> [Exercise task]: Below are the records. Gather each line that holds "ΑΦΙΞΗ".

[Start of Provided data]

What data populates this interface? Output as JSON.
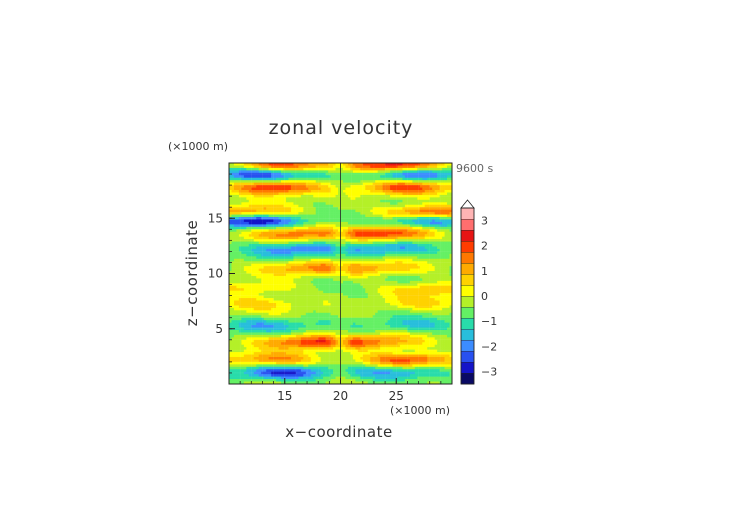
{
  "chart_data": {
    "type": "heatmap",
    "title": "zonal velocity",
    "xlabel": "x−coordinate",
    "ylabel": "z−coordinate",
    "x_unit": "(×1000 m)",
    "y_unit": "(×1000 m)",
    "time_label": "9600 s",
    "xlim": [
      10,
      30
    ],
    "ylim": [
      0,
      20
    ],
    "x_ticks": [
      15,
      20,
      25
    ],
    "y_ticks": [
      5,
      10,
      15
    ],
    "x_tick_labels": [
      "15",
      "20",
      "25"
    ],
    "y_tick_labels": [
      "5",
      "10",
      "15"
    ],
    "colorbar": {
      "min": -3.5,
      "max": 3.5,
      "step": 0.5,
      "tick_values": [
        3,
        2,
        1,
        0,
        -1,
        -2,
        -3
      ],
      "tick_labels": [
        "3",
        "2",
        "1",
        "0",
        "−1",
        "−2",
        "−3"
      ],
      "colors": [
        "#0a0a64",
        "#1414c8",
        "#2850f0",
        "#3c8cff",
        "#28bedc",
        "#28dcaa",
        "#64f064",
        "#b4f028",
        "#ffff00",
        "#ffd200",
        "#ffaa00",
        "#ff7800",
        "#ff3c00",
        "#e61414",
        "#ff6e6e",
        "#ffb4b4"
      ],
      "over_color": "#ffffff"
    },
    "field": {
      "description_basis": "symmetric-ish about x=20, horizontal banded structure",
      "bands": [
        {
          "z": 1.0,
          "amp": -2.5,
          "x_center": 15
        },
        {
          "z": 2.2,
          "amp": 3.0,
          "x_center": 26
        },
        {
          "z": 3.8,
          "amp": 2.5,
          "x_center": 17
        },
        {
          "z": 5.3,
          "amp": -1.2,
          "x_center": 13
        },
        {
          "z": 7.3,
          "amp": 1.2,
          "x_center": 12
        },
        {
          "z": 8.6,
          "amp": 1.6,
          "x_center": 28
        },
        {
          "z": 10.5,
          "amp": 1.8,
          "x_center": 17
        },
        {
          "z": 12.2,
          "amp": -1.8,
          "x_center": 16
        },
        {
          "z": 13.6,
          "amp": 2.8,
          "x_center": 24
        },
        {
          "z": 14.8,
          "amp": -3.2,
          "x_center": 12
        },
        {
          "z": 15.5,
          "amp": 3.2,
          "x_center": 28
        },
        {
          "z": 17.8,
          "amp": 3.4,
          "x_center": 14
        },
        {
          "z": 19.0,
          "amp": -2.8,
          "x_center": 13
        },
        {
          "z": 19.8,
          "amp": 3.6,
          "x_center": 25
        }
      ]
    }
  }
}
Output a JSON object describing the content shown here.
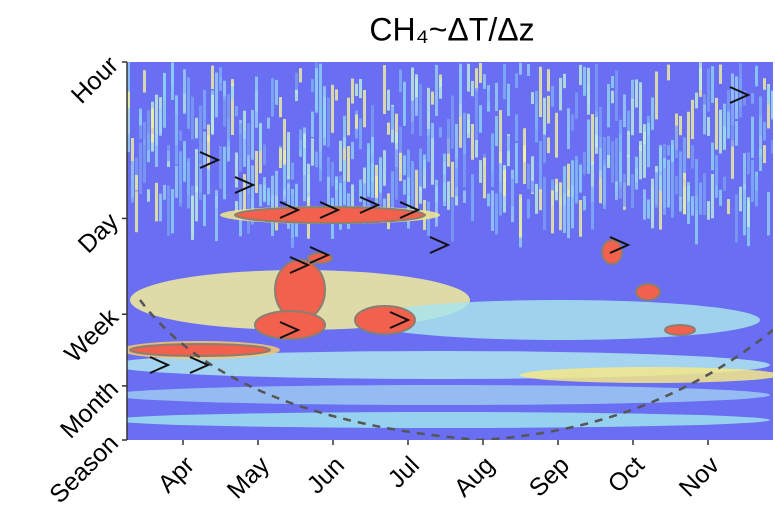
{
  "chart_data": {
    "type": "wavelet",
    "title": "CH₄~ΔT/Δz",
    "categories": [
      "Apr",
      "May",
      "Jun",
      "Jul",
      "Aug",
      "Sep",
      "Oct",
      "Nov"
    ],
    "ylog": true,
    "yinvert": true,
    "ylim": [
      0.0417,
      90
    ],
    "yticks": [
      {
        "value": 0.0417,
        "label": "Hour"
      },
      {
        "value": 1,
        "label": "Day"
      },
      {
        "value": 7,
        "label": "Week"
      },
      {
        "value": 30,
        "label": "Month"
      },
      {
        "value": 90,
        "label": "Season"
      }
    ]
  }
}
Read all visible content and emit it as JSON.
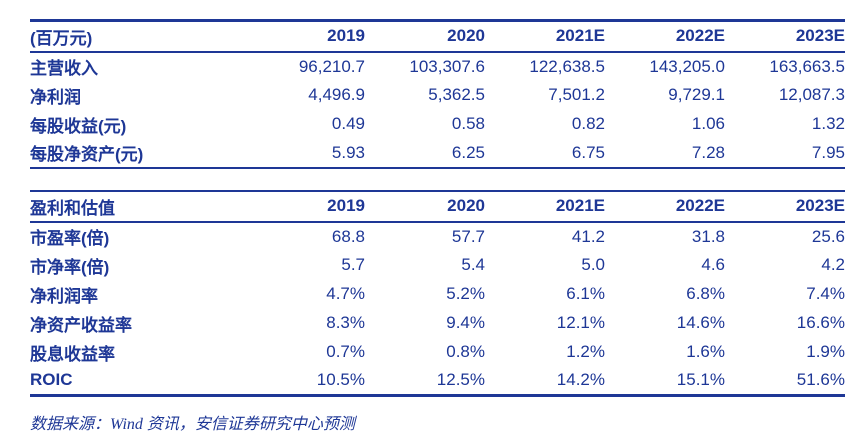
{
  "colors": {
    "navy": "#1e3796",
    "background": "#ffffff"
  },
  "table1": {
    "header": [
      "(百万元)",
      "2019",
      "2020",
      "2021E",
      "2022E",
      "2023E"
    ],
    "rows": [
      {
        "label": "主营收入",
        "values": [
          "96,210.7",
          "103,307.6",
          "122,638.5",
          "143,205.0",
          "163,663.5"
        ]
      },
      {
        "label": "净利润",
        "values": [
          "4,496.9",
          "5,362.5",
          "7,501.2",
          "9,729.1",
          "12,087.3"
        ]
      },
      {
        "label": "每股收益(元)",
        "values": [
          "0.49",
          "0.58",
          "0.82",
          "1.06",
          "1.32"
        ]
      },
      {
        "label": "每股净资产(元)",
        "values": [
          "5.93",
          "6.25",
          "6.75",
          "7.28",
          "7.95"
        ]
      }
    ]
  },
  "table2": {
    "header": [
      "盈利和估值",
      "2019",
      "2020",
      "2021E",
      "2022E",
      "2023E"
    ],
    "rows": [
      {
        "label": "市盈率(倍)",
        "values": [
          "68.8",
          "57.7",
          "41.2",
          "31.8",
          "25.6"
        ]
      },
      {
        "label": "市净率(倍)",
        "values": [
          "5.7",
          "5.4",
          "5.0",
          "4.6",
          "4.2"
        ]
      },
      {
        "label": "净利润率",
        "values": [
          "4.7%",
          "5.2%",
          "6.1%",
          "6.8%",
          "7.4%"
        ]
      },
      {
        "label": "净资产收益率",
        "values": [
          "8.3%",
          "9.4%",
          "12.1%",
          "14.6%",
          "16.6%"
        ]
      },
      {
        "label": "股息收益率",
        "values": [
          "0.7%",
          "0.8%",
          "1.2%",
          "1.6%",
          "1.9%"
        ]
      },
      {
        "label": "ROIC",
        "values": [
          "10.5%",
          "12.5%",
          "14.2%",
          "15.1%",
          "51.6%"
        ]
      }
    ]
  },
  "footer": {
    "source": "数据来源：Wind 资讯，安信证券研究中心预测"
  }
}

[End of Provided data]
[Start of Provided data]

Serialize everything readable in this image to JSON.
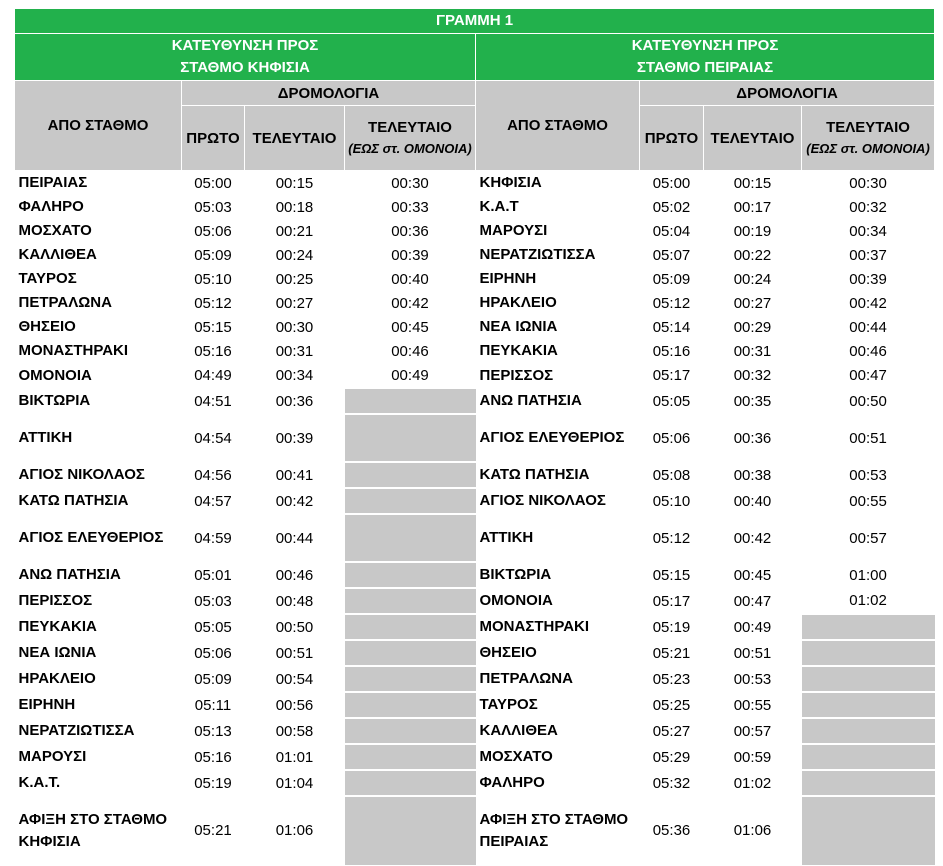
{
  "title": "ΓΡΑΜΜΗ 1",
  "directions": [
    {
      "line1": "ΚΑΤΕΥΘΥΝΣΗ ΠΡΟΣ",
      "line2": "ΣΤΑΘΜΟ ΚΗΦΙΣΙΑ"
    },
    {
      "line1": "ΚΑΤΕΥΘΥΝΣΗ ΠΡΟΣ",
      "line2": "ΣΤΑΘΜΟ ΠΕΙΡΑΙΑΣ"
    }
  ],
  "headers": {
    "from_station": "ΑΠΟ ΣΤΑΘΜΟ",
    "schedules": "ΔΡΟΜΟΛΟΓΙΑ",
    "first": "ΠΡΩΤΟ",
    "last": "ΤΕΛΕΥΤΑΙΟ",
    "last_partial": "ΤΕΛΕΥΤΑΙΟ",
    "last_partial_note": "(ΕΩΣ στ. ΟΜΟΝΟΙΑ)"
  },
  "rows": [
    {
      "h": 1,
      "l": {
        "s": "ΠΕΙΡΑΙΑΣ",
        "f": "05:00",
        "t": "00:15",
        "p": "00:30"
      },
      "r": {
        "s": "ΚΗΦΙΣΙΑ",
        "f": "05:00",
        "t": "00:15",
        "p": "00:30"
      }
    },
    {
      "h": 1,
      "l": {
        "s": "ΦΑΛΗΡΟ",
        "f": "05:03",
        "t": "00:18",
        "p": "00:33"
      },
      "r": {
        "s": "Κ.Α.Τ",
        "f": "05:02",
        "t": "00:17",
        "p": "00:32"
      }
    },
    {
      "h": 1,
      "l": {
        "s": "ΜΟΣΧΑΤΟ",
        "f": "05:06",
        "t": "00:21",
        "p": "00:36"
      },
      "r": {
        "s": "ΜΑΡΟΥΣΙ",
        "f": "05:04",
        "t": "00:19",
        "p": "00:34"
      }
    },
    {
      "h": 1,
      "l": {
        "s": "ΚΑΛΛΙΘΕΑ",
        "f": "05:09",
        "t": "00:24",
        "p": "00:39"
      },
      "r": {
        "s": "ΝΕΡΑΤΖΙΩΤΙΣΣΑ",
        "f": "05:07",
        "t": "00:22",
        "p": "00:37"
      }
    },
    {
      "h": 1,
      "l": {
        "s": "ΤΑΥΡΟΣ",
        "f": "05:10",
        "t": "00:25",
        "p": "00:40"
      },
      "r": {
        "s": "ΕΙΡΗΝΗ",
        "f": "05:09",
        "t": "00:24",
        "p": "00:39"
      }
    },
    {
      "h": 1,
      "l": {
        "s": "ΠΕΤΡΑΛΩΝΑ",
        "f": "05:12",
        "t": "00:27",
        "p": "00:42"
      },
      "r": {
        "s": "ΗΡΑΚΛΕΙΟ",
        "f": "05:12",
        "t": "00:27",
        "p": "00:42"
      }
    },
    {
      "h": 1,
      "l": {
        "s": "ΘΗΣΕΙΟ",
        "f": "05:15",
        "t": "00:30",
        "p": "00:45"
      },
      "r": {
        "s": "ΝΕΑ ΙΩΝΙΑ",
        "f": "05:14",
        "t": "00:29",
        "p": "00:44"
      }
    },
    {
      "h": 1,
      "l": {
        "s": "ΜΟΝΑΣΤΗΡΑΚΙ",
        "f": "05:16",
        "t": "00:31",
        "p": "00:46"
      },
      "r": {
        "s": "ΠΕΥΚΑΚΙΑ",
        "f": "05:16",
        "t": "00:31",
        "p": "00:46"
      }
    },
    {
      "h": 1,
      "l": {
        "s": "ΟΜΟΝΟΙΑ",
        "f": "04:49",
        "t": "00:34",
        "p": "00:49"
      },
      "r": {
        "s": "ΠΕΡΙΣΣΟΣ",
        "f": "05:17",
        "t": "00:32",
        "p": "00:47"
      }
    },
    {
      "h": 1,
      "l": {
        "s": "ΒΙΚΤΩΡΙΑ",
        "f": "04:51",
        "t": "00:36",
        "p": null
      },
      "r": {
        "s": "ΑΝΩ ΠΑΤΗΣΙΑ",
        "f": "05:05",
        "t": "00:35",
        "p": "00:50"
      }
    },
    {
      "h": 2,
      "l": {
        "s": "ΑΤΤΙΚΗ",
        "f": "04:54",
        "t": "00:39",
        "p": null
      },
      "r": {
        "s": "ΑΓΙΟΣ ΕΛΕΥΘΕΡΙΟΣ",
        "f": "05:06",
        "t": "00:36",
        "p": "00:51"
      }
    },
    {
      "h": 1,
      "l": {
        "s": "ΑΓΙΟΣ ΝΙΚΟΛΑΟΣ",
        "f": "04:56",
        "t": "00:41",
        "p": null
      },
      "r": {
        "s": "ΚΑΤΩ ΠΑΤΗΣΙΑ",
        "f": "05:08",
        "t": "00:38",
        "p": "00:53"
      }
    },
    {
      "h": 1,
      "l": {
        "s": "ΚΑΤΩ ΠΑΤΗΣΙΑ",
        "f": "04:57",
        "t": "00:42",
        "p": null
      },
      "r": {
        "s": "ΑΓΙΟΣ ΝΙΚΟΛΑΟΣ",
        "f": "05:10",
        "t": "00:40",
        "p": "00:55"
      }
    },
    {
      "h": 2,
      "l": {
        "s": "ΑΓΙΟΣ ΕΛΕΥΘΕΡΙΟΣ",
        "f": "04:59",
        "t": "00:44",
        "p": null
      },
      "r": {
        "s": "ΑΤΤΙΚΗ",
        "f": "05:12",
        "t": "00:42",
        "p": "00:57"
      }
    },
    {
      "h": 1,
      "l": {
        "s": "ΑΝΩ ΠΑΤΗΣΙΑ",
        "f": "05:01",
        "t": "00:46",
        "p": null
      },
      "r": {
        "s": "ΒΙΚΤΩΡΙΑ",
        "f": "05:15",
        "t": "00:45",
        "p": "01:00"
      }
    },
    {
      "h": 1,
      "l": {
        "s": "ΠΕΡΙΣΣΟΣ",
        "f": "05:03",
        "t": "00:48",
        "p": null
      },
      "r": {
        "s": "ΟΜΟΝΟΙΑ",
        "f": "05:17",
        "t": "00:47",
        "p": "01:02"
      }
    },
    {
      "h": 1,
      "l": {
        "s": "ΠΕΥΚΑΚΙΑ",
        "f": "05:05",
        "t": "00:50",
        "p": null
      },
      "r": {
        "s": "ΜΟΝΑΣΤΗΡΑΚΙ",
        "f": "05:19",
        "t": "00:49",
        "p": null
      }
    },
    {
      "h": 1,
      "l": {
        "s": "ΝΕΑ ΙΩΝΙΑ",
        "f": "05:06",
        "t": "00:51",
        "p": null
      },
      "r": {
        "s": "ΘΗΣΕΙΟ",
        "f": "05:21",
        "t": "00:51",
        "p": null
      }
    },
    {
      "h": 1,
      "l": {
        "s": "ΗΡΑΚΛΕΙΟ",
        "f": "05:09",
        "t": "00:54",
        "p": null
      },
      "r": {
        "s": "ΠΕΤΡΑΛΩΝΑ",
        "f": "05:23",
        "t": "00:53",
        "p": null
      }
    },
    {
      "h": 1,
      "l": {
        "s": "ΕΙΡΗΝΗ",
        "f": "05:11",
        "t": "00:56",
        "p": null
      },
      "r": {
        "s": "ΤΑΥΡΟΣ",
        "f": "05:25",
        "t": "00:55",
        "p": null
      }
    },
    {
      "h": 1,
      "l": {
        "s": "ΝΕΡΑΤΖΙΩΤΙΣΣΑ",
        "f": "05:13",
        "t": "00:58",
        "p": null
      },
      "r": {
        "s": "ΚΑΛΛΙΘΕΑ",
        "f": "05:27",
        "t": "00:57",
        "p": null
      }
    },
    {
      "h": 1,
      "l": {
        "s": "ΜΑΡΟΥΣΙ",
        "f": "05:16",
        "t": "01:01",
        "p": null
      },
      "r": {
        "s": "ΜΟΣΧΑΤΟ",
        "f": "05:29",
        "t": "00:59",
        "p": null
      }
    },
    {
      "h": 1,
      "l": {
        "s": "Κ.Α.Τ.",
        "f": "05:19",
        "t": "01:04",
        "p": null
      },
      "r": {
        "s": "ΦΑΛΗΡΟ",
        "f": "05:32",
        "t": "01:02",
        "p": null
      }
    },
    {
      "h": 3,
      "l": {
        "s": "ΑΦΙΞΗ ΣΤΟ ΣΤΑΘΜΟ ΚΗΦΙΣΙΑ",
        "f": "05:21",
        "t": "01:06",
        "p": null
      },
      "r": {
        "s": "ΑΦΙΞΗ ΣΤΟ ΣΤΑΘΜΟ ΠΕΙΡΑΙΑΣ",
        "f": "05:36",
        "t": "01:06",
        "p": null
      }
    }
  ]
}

[End of Provided data]

> [Answer to the problem]:
        "s": "ΑΦΙΞΗ ΣΤΟ ΣΤΑΘΜΟ ΚΗΦΙΣΙΑ",
        "s": "ΑΦΙΞΗ ΣΤΟ ΣΤΑΘΜΟ ΠΕΙΡΑΙΑΣ",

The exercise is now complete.